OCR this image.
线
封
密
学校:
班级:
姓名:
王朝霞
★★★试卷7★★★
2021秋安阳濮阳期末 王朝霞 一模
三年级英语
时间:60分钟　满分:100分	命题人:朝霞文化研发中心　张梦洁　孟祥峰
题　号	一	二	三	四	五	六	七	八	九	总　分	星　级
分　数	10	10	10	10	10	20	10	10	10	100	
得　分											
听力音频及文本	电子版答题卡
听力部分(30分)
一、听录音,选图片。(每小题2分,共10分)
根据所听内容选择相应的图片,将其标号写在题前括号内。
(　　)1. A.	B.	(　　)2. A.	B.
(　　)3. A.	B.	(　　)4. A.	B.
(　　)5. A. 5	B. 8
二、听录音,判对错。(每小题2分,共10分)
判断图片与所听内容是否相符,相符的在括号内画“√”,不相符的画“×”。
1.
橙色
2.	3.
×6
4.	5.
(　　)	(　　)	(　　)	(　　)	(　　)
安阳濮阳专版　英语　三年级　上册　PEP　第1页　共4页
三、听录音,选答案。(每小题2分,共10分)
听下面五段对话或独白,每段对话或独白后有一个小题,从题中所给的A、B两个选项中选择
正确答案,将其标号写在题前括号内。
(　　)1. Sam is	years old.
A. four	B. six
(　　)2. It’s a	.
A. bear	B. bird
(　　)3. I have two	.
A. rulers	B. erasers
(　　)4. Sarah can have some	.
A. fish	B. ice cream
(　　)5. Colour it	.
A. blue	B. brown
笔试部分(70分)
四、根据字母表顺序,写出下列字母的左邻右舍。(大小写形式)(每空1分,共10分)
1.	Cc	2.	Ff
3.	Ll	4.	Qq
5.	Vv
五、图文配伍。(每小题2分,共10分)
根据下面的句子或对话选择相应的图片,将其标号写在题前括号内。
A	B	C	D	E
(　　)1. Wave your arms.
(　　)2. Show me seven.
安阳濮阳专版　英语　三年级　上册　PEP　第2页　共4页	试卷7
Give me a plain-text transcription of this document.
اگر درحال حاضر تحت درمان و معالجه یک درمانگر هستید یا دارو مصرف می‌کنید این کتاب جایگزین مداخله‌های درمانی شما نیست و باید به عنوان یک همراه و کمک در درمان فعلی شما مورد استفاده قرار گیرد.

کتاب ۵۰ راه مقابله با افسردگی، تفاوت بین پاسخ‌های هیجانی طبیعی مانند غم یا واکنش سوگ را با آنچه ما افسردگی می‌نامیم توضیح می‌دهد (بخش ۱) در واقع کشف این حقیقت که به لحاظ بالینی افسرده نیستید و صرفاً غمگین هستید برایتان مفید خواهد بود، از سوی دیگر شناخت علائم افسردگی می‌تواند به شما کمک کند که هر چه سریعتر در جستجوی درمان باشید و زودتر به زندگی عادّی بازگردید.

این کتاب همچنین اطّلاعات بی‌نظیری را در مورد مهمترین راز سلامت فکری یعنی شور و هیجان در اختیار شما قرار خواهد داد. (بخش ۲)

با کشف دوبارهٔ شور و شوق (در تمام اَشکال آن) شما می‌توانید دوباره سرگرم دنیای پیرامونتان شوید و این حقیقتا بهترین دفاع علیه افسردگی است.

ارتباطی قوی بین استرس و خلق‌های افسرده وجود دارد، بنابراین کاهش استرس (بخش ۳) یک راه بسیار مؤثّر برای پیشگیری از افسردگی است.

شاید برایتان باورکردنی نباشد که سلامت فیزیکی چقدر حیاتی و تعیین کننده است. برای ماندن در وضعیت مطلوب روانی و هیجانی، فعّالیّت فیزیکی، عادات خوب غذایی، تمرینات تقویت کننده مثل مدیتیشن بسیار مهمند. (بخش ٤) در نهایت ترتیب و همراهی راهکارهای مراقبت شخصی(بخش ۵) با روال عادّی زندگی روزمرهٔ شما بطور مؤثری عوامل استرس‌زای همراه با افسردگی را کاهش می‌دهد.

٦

To be done
Go through the entries above and pull out each line with "کتاب" in it.

Written reply
اگر درحال حاضر تحت درمان و معالجه یک درمانگر هستید یا دارو مصرف می‌کنید این کتاب جایگزین مداخله‌های درمانی شما نیست و باید به عنوان یک همراه و کمک در درمان فعلی شما مورد استفاده قرار گیرد.
کتاب ۵۰ راه مقابله با افسردگی، تفاوت بین پاسخ‌های هیجانی طبیعی مانند غم یا واکنش سوگ را با آنچه ما افسردگی می‌نامیم توضیح می‌دهد (بخش ۱) در واقع کشف این حقیقت که به لحاظ بالینی افسرده نیستید و صرفاً غمگین هستید برایتان مفید خواهد بود، از سوی دیگر شناخت علائم افسردگی می‌تواند به شما کمک کند که هر چه سریعتر در جستجوی درمان باشید و زودتر به زندگی عادّی بازگردید.
این کتاب همچنین اطّلاعات بی‌نظیری را در مورد مهمترین راز سلامت فکری یعنی شور و هیجان در اختیار شما قرار خواهد داد. (بخش ۲)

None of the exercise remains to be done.